__Exercise requirements__:
Search the listing below for the string "groups" and show each line that contains it.

## begin

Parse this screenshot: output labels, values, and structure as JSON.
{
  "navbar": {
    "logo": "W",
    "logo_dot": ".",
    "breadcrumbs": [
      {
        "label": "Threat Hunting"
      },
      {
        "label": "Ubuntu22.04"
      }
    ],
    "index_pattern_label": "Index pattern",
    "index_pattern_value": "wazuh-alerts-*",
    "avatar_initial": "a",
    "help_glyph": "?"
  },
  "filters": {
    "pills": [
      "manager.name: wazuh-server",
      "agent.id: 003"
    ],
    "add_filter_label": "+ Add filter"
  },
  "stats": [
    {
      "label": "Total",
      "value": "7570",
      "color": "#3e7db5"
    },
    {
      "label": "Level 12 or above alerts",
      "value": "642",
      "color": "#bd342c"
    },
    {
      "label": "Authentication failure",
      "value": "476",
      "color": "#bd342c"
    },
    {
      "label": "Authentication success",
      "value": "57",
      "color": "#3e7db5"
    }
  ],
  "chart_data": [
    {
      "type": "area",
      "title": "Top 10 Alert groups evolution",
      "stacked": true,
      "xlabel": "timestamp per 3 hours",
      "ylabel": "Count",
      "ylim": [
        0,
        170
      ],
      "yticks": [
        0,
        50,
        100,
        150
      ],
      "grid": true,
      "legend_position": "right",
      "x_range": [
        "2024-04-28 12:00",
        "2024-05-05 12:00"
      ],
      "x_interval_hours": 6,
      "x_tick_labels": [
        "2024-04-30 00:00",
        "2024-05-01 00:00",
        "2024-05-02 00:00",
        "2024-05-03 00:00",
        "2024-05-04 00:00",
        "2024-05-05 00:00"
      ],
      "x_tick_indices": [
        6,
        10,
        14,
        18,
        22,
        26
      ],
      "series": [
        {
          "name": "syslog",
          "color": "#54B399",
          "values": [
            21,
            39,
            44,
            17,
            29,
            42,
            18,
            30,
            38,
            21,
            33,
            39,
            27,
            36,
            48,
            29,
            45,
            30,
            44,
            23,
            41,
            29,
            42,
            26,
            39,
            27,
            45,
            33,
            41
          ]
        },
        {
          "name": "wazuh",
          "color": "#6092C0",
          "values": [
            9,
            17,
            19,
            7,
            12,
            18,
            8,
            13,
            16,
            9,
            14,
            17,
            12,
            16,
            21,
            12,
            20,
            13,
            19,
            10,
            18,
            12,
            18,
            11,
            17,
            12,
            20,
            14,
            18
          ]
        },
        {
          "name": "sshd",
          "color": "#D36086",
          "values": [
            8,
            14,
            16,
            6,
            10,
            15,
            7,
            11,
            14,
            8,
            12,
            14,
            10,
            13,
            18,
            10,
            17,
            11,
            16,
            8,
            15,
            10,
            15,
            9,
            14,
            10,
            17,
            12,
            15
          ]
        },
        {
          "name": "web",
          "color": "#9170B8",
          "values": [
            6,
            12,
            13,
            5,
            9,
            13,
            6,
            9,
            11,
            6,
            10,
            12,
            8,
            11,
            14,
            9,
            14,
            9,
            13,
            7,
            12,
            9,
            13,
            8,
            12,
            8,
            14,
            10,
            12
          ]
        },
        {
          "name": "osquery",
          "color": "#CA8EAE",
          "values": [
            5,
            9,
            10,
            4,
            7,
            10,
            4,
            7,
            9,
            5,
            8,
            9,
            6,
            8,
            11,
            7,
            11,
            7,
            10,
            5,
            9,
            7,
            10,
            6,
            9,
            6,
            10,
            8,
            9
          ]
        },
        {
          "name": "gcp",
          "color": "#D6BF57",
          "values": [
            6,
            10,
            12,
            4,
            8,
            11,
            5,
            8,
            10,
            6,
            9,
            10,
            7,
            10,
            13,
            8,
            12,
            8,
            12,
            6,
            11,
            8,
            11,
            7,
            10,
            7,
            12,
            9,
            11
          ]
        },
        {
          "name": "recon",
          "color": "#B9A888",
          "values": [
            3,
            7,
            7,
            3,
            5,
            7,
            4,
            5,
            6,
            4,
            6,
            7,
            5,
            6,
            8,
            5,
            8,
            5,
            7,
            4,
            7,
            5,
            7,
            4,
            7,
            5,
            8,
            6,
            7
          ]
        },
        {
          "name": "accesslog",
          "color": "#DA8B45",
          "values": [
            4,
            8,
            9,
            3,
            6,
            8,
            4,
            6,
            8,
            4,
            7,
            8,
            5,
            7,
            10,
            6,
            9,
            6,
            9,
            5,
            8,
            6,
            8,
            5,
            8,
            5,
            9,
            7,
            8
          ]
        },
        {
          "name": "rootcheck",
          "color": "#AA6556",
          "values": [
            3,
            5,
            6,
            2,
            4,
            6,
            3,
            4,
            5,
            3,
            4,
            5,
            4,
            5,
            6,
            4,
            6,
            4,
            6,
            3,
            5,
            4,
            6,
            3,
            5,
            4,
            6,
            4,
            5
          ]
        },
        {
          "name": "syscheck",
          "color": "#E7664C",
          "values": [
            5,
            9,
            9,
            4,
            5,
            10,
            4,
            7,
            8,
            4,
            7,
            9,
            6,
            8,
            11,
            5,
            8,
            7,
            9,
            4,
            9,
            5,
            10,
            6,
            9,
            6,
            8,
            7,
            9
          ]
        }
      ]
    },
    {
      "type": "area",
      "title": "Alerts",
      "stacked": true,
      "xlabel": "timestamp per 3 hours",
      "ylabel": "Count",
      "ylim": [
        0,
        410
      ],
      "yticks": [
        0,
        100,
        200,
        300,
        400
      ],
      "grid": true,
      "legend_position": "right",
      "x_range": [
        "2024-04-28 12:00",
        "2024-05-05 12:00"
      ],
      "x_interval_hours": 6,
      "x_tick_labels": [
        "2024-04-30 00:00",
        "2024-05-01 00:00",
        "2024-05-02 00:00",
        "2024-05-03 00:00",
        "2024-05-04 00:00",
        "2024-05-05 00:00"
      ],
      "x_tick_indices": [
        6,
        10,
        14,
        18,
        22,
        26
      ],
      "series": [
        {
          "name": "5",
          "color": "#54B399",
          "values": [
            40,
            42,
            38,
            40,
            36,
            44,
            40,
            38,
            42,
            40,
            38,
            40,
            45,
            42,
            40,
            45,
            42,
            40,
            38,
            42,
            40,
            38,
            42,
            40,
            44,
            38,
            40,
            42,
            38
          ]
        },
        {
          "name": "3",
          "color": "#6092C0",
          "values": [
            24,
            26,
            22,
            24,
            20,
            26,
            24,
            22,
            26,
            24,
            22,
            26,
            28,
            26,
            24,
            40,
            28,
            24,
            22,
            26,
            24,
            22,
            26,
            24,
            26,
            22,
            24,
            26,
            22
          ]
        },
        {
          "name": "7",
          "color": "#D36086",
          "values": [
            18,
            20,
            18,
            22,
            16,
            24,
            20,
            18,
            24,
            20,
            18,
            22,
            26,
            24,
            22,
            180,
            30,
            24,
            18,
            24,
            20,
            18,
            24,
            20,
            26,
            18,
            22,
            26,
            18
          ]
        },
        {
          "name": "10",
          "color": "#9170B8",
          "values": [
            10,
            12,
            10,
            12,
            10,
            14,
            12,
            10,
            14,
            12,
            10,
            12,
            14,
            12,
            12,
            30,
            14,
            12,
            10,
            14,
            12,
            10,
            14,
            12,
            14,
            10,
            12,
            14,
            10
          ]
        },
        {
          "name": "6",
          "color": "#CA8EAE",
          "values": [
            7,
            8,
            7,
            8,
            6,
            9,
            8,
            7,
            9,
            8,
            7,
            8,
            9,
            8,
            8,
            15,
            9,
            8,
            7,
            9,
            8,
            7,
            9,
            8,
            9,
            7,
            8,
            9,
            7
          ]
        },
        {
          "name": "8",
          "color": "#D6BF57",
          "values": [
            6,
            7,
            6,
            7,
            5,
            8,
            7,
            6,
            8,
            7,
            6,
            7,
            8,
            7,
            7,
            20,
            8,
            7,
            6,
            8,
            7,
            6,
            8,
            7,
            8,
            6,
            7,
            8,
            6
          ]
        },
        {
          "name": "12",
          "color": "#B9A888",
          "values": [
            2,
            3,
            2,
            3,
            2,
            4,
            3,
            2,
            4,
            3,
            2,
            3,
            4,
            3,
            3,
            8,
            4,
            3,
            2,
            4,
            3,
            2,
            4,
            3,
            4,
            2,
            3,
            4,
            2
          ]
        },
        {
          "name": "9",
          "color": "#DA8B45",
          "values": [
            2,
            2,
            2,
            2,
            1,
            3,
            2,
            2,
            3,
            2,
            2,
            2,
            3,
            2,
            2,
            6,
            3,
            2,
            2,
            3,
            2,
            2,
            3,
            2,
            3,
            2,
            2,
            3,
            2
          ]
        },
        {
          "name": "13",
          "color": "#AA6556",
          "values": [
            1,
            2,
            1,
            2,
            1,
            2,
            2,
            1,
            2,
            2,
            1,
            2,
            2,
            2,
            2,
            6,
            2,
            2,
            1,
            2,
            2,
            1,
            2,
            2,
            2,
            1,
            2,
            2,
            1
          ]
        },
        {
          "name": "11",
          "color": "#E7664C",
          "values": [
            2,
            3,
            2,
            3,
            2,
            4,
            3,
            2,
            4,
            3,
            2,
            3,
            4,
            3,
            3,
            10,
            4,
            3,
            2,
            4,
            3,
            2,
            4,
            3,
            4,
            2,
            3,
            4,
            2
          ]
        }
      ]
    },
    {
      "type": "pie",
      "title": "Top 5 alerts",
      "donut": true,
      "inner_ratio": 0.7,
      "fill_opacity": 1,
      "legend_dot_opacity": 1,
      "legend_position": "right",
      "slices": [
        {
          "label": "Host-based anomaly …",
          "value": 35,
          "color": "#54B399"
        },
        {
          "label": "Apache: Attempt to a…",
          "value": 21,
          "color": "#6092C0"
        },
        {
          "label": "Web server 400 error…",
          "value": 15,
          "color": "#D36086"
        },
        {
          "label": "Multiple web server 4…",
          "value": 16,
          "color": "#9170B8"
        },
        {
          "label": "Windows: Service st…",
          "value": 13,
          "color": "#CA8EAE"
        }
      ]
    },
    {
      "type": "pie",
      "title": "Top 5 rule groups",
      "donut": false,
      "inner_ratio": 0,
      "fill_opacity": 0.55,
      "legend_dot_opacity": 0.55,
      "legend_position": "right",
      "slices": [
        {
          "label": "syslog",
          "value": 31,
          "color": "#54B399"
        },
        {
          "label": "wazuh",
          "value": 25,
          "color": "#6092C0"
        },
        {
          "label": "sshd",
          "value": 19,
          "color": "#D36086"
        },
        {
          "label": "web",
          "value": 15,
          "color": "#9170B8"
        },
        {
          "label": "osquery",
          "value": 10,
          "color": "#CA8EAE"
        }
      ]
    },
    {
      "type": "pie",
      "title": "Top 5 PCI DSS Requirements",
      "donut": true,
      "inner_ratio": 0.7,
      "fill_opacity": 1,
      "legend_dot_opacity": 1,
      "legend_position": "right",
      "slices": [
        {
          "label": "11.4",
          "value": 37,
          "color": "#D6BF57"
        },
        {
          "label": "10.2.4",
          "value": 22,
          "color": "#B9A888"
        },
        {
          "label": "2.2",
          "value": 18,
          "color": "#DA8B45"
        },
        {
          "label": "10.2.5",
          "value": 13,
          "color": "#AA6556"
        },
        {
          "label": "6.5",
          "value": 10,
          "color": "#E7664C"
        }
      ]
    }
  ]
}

## end

__Exercise solution__:
      "title": "Top 10 Alert groups evolution",
      "title": "Top 5 rule groups",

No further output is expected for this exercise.